◆ Tasks
1. In the court opinion on a donor's mental capacity, which two facts are said to be insufficient in themselves to render a donor incompetent to make a valid gift?
2. Copy the court opinion on a donor's mental capacity word for word, from "Although we find" to "255 P.2d 977.".
3. Write the next part of the court opinion on a donor's mental capacity, picking up after its last sentence.

◆ Selected passage
-------------------------

The evidence on which these findings are based is not disputed, and the sole issue here concerns the legal significance of these findings. Under these circumstances, this court, while bound by the trial court's findings, is not bound by the ultimate conclusions drawn therefrom. See Weed v. Monfort Feed Lots, Inc., 156 Colo. 577, 402 P.2d 177.
Although we find no Colorado cases dealing with the issue of mental capacity to make an inter vivos gift, we believe that those cases defining testamentary capacity are applicable. Testamentary capacity consists of mentality and memory sufficient to understand intelligently the nature and purpose of the transaction, to comprehend generally the nature and extent of property to be disposed of, to remember who are the natural objects of the testator's bounty, and to understand the nature and effect of the desired disposition. Cunningham v. Stender, 127 Colo. 293, 255 P.2d 977.
We do not believe that the findings of the trial court or the evidence upon which they were based justify the conclusion that these elements were absent. The issue is not whether the decedent was capable of handling business affairs, but whether she had sufficient mental capacity to make the gift at issue. The mere fact that a donor is of advanced age, see Lusk v. Daugherty, 61 N.M. 196, 297 P.2d 333, and the fact of illness, see White v. White, 149 Colo. 166, 368 P.2d 417, are, in themselves, insufficient to render such donor incompetent to make a valid gift. With regard to the trial court's finding that decedent changed her mind relative to business decisions and that she neglected to keep her checkbook in order, appellee on cross-examination admitted, in substance, that she had always demonstrated a tendency to change her mind, but in his opinion that decedent could, during the time in question, engage in a simple business transaction. He testified that she had always relied upon her husband, and later upon appellee, to take care of the actual mechanics of her business affairs. Furthermore, appellee, as well as others, testified that decedent was aware of her surroundings and that she was quite able to recognize members of her family and her friends and that she was able to converse intelligently with them. This is in essence all of the evidence contained in the record relative to this issue.

-------------------------

◆ Source data
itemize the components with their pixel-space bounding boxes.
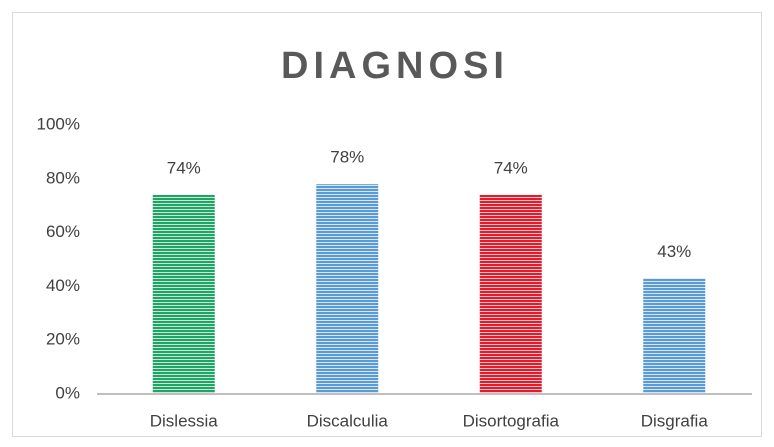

-------------------------

◆ Answer list
1. The donor's advanced age and the fact of illness.

2.
Although we find no Colorado cases dealing with the issue of mental capacity to make an inter vivos gift, we believe that those cases defining testamentary capacity are applicable. Testamentary capacity consists of mentality and memory sufficient to understand intelligently the nature and purpose of the transaction, to comprehend generally the nature and extent of property to be disposed of, to remember who are the natural objects of the testator's bounty, and to understand the nature and effect of the desired disposition. Cunningham v. Stender, 127 Colo. 293, 255 P.2d 977.

3.
Viewing the evidence in the light most favorable to appellee, we can find no evidence sufficient to support a conclusion that the decedent was incapable of understanding the nature of the transaction, comprehending the nature of the gift, identifying the natural objects of her bounty, or *1304 understanding the nature and effect of the transaction.
Inasmuch as the only assertion of undue influence arose by virtue of the presumption, the evidence in our view being insufficient to support an independent finding of undue influence, and having disposed of the issue of competency, we reverse the judgment of the trial court.
SILVERSTEIN, C. J., concurs.
RULAND, J., dissents.
RULAND, Judge (dissenting):
I respectfully dissent. I agree with the majority opinion in the analysis of prior decisions relating to the presumption of undue influence. However, I interpret the trial court's findings to be that, irrespective of the presumption, it found by a preponderance of the evidence that decedent made the subject gift as a result of the undue influence of appellant. In my view there is sufficient evidence in the record to support that finding. I would therefore affirm the judgment.